Required actions:
1: Decide whether each statement below agrees with the text on identifying a WLAN, answering yes or no and quoting the words of the text that settle it: (a) In peer-to-peer mode, an Extended Service Set Identifier identifies a WLAN. (b) All the devices on a WLAN must use the same SSID to communicate with other wireless devices. (c) When an access point is installed, the software assigns an SSID without asking.
2: Transcribe the passage of the text on identifying a WLAN that opens with the words containing "Chapter 1. Introduction" and closes with "specify an SSID.".

Text shown:
[Start]
Identifying A Wlan; Identifying Devices On A Wlan; Wireless Security; Radio Basics - Intel PRO/Wireless 2011B LAN Product Reference Manual

Chapter 1. Introduction to wireless networking
1.3

Identifying a WLAN

All the devices on a WLAN use a Network Name, or Service Set Identifier (SSID) to identify the
WLAN. There are several kinds of SSIDs, each having a slightly different meaning. In peer-to-peer
mode, an Independent Basic Service Set Identifier (IBSSID) identifies a WLAN. In infrastructure
mode, an Extended Service Set Identifier (ESSID) identifies a WLAN. For simplicity, this guide
uses the term Network Name (SSID) in place of ESSID and IBSSID. Regardless of whether you are
dealing with a infrastructure of peer-to-peer WLAN, the SSID indicates what WLAN you are
communicating with. All the devices on a WLAN must use the same SSID to communicate with
other wireless devices. When installing an access point or wireless adapter in a wireless client, the
software asks you to specify an SSID.
[End]
Extracted material:
[Start]
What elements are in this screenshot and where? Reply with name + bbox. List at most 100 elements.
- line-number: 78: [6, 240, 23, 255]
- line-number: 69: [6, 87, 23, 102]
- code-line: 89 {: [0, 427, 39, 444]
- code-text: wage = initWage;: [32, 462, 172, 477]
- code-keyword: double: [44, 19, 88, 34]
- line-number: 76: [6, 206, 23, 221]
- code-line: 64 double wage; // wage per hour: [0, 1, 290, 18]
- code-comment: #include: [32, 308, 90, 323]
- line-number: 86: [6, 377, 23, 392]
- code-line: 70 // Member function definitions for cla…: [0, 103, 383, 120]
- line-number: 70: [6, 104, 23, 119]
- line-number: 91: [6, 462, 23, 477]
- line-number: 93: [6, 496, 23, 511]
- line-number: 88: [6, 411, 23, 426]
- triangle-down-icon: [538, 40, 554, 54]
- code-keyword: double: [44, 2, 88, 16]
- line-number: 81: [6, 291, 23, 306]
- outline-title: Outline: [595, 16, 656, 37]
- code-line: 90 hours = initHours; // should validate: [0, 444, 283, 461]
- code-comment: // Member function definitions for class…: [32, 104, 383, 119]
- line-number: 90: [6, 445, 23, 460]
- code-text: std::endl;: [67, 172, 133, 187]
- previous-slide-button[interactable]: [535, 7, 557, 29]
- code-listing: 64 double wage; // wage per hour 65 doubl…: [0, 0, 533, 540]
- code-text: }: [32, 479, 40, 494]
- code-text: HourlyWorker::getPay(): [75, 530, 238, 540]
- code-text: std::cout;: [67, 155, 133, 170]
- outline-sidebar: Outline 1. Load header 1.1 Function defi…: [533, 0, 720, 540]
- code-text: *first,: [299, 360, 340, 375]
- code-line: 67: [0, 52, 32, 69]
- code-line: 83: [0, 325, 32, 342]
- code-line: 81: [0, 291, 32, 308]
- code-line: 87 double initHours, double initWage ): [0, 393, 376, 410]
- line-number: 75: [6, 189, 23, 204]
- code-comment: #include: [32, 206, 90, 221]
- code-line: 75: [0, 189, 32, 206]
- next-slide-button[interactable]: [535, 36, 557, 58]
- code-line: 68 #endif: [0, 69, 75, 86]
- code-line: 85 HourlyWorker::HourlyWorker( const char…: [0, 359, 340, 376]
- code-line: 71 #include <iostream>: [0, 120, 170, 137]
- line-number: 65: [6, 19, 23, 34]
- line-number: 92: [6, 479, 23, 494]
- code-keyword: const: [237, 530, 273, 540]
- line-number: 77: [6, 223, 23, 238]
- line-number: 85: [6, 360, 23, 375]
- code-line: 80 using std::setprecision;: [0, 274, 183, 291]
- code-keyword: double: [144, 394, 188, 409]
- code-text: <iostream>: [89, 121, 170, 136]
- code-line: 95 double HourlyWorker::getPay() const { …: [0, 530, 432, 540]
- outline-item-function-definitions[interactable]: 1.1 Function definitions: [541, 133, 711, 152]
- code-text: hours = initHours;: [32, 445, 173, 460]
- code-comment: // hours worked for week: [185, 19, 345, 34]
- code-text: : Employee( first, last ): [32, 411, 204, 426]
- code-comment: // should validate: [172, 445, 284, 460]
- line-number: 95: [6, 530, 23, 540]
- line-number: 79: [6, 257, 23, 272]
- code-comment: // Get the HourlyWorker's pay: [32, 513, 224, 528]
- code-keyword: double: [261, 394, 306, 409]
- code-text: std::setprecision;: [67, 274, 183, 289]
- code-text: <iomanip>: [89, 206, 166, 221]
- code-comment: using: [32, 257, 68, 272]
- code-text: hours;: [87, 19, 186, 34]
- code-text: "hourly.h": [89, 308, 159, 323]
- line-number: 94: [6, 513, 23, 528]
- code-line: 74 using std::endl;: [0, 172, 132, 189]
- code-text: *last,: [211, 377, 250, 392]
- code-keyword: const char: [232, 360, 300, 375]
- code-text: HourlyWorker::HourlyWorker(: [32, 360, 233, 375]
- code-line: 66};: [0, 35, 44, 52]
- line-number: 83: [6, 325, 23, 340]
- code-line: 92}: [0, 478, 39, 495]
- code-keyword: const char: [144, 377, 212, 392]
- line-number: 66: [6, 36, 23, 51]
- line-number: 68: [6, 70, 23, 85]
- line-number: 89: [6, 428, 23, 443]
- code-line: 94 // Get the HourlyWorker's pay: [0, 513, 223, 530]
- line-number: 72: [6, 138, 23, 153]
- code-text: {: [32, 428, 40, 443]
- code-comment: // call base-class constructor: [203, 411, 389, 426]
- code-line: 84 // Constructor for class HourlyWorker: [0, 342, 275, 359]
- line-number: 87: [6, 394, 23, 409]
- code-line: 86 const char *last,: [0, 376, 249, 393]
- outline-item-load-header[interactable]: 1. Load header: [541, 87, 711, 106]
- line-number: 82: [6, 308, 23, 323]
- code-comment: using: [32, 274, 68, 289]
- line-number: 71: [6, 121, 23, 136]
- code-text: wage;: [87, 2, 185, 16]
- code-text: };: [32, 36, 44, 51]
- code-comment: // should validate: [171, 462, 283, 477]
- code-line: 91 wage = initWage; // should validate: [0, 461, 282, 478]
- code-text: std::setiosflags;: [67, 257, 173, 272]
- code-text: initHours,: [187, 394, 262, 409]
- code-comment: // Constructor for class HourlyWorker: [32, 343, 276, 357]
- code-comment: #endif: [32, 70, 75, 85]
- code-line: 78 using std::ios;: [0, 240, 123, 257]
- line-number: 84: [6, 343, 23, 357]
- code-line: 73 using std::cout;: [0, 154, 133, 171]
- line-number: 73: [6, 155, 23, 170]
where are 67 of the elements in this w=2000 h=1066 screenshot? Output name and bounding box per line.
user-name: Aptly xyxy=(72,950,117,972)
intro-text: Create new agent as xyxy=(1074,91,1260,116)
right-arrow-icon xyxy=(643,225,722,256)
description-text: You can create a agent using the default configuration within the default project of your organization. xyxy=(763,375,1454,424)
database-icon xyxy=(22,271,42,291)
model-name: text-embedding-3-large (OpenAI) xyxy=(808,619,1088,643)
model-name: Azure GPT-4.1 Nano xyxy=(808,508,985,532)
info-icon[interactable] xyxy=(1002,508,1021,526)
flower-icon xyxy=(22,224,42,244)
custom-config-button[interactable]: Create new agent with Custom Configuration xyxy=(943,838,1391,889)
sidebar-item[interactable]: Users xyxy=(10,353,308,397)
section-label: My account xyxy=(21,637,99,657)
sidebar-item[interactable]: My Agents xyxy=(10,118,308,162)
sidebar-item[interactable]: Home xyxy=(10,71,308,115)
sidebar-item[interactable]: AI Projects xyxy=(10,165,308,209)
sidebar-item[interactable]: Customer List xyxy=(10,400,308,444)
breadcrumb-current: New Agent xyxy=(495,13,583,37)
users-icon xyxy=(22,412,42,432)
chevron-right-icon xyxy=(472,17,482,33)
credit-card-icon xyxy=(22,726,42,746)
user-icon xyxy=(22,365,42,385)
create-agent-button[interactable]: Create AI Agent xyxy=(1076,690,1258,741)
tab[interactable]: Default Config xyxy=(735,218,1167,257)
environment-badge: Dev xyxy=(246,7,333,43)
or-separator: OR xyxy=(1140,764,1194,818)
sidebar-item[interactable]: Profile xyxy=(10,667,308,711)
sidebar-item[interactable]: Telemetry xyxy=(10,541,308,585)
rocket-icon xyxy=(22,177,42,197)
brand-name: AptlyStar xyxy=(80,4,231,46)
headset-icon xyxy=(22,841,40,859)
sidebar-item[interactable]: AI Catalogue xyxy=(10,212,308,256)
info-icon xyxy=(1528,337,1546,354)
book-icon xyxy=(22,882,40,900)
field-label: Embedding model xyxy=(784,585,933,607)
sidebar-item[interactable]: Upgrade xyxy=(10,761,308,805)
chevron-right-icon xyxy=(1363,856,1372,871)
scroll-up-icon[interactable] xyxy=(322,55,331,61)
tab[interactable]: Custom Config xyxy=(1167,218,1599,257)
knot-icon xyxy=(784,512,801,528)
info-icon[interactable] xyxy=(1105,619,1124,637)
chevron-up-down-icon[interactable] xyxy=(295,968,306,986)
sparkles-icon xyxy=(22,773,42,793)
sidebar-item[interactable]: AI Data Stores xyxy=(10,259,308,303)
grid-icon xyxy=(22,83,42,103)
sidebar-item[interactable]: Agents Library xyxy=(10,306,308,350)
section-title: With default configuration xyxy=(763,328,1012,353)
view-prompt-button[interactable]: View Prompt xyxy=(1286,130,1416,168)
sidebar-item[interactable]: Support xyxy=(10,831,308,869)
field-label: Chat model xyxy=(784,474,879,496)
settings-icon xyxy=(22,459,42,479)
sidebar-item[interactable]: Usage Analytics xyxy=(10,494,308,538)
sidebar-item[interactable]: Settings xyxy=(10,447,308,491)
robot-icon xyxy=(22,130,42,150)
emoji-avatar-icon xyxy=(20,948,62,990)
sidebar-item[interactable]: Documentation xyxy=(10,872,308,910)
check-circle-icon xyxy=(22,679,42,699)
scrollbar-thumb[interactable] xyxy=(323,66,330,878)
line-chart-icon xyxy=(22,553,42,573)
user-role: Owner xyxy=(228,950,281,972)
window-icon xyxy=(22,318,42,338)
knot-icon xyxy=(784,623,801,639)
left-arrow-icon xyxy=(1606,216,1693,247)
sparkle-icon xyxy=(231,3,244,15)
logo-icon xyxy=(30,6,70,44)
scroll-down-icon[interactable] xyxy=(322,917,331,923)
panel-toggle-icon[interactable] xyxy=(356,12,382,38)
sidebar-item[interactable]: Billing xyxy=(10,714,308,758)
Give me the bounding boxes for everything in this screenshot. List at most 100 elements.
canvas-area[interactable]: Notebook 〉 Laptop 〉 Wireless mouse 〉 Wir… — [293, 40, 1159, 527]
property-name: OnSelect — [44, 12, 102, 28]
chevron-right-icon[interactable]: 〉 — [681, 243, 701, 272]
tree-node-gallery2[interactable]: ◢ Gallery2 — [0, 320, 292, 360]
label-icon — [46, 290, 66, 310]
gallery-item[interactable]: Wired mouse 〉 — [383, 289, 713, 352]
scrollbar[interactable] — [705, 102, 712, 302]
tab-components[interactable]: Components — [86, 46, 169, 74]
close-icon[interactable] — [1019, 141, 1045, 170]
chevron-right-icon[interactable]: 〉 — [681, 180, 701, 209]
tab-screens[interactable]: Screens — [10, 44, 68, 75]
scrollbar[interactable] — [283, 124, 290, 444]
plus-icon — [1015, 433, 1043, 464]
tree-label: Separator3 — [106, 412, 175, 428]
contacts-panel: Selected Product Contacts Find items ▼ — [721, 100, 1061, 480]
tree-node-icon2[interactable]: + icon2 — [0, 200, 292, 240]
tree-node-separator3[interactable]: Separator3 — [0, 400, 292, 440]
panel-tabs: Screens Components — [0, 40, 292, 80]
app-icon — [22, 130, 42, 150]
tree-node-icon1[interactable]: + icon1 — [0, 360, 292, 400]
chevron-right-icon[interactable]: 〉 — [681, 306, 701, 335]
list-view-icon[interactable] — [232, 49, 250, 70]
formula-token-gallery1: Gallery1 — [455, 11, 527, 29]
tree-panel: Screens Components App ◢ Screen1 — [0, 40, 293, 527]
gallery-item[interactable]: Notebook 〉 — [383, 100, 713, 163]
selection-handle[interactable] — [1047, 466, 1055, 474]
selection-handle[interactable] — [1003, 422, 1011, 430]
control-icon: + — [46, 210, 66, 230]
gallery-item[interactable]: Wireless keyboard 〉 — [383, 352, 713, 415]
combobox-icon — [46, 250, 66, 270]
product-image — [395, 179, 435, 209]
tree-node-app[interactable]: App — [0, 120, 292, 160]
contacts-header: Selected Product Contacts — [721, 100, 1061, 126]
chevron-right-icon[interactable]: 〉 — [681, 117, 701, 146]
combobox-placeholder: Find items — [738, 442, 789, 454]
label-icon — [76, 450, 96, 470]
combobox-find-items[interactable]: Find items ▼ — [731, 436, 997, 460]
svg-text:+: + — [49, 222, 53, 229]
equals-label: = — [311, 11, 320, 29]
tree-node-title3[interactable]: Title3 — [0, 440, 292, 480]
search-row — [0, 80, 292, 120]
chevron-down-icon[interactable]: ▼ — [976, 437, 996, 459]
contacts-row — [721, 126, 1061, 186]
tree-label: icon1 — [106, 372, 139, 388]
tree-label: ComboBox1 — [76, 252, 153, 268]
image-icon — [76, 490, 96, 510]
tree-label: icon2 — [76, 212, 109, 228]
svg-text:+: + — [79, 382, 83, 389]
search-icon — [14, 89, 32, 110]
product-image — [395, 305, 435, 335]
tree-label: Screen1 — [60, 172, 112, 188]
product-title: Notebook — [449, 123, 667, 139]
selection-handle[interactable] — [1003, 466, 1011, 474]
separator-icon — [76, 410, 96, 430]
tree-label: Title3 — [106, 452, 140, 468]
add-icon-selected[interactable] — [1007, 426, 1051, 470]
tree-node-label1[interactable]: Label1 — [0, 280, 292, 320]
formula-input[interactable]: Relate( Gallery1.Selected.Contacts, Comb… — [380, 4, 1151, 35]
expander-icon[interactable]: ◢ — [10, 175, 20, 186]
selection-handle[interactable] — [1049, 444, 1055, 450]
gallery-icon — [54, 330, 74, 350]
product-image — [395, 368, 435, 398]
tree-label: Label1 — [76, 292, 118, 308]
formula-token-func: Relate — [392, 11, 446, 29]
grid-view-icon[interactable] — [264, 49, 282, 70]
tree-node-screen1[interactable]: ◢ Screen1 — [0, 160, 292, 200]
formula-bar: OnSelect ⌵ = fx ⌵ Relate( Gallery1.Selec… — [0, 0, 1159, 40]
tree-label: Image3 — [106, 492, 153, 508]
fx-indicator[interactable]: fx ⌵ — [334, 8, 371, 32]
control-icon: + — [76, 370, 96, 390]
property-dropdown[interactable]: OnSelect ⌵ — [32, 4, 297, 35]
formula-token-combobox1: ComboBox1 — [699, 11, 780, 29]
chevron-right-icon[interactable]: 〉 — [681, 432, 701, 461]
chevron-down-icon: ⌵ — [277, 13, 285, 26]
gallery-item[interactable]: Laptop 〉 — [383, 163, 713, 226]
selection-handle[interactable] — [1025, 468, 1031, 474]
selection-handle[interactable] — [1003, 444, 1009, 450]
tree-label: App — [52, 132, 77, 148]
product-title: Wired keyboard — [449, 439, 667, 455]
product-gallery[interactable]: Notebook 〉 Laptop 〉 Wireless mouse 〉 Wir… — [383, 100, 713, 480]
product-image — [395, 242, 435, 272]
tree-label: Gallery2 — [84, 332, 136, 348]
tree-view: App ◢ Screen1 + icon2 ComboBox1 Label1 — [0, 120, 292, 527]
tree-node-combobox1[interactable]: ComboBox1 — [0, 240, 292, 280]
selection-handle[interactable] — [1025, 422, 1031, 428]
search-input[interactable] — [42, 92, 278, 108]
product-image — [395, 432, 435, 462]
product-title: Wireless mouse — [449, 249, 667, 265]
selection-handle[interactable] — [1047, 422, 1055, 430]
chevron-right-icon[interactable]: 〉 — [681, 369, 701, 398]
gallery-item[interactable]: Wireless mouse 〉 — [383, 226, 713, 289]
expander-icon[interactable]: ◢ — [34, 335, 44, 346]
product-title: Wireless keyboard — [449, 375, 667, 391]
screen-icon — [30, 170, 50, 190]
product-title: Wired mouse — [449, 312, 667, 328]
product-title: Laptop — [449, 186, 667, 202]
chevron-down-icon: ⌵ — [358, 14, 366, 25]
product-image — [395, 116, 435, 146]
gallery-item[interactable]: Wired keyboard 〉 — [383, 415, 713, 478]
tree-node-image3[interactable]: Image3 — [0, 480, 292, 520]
[End]
Answer set:
1:
(a) No: "In peer-to-peer mode, an Independent Basic Service Set Identifier (IBSSID) identifies a WLAN."
(b) Yes: "All the devices on a WLAN must use the same SSID to communicate with other wireless devices."
(c) No: "the software asks you to specify an SSID."

2:
Chapter 1. Introduction to wireless networking
1.3

Identifying a WLAN

All the devices on a WLAN use a Network Name, or Service Set Identifier (SSID) to identify the
WLAN. There are several kinds of SSIDs, each having a slightly different meaning. In peer-to-peer
mode, an Independent Basic Service Set Identifier (IBSSID) identifies a WLAN. In infrastructure
mode, an Extended Service Set Identifier (ESSID) identifies a WLAN. For simplicity, this guide
uses the term Network Name (SSID) in place of ESSID and IBSSID. Regardless of whether you are
dealing with a infrastructure of peer-to-peer WLAN, the SSID indicates what WLAN you are
communicating with. All the devices on a WLAN must use the same SSID to communicate with
other wireless devices. When installing an access point or wireless adapter in a wireless client, the
software asks you to specify an SSID.